__WRITTEN EXERCISE__.
Transcribe every entry word for word, but skip the images.

__EXCERPTED RECORDS__.
+++

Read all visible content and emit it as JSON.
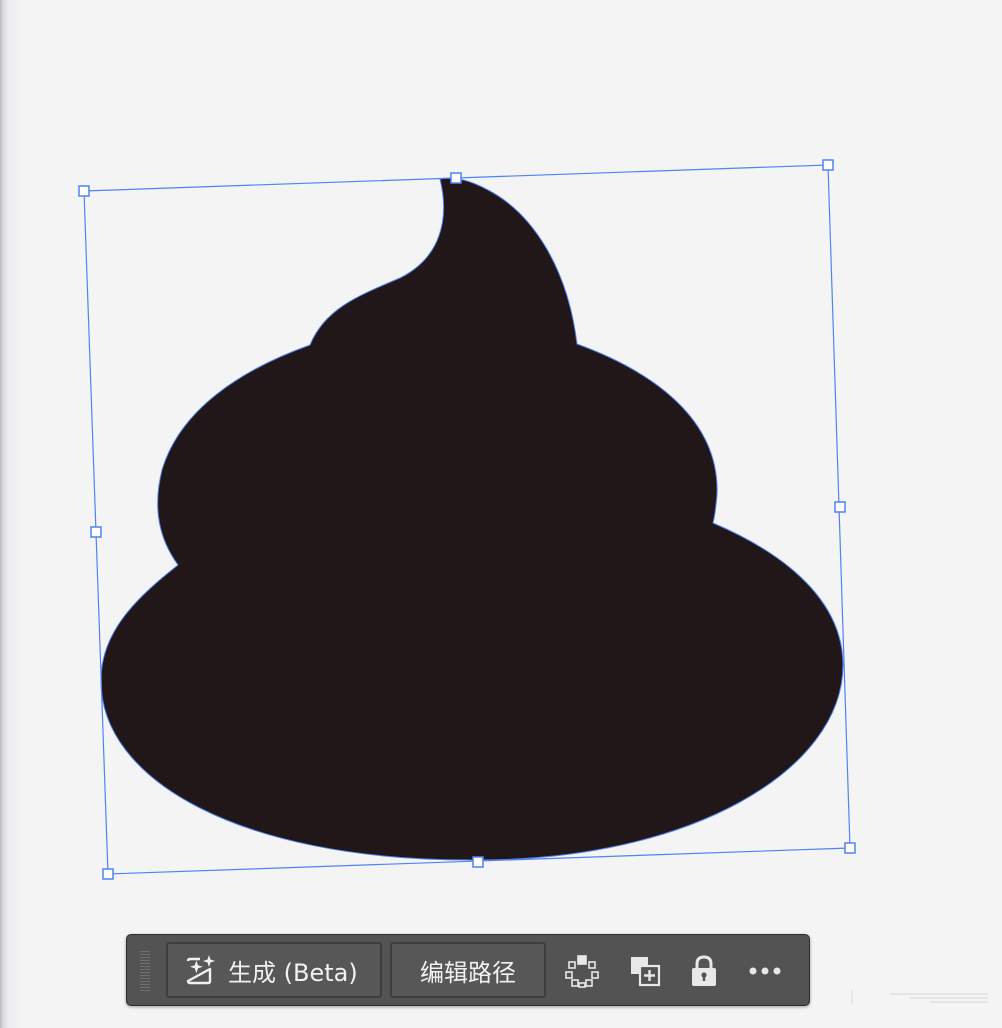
{
  "canvas": {
    "shape": {
      "name": "poop-shape",
      "fill": "#221718"
    },
    "selection": {
      "color": "#4f83f3",
      "handle_fill": "#ffffff"
    }
  },
  "toolbar": {
    "generate": {
      "label": "生成 (Beta)",
      "icon": "generate-sparkle-icon"
    },
    "edit_path": {
      "label": "编辑路径"
    },
    "icons": [
      "select-points-icon",
      "duplicate-add-icon",
      "lock-icon",
      "more-icon"
    ]
  },
  "colors": {
    "toolbar_bg": "#535353",
    "button_border": "#3e3e3e",
    "text": "#f1f1f1",
    "canvas_bg": "#f4f4f5"
  }
}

+++

__OUTPUT OF THE EXERCISE__.
Read all visible content and emit it as JSON.
{
  "canvas": {
    "shape": {
      "name": "poop-shape",
      "fill": "#221718"
    },
    "selection": {
      "color": "#4f83f3",
      "handle_fill": "#ffffff"
    }
  },
  "toolbar": {
    "generate": {
      "label": "生成 (Beta)",
      "icon": "generate-sparkle-icon"
    },
    "edit_path": {
      "label": "编辑路径"
    },
    "icons": [
      "select-points-icon",
      "duplicate-add-icon",
      "lock-icon",
      "more-icon"
    ]
  },
  "colors": {
    "toolbar_bg": "#535353",
    "button_border": "#3e3e3e",
    "text": "#f1f1f1",
    "canvas_bg": "#f4f4f5"
  }
}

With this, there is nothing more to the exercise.